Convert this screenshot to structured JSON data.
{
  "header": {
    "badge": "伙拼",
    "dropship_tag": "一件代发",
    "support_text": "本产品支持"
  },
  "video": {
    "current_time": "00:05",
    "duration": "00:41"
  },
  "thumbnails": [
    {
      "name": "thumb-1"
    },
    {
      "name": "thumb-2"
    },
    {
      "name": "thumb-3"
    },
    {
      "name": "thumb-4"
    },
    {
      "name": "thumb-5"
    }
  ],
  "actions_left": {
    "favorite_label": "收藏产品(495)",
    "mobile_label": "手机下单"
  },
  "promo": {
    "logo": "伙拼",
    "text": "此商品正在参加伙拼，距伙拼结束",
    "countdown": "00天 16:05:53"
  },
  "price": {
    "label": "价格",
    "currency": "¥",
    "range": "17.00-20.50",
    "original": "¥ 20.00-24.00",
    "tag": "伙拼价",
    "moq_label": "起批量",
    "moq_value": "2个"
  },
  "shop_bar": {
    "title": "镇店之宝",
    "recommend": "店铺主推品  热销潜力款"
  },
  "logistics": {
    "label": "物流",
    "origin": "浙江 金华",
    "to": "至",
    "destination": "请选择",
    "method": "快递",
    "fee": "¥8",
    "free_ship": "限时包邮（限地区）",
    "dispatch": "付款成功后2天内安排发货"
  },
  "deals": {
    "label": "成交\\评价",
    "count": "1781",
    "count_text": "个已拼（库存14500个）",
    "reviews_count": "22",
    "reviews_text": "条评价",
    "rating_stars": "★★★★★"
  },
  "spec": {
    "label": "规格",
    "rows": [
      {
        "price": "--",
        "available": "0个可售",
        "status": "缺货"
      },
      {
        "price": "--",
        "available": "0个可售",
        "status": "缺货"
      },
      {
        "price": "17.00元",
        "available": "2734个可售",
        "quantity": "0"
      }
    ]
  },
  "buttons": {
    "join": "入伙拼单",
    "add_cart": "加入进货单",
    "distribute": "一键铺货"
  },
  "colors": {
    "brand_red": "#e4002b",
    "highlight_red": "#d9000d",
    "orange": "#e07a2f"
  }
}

++++++++++

What to produce:
Which lines in the data above contain "name"? Show each one.

Result of the exercise:
      "name": "thumb-1"
      "name": "thumb-2"
      "name": "thumb-3"
      "name": "thumb-4"
      "name": "thumb-5"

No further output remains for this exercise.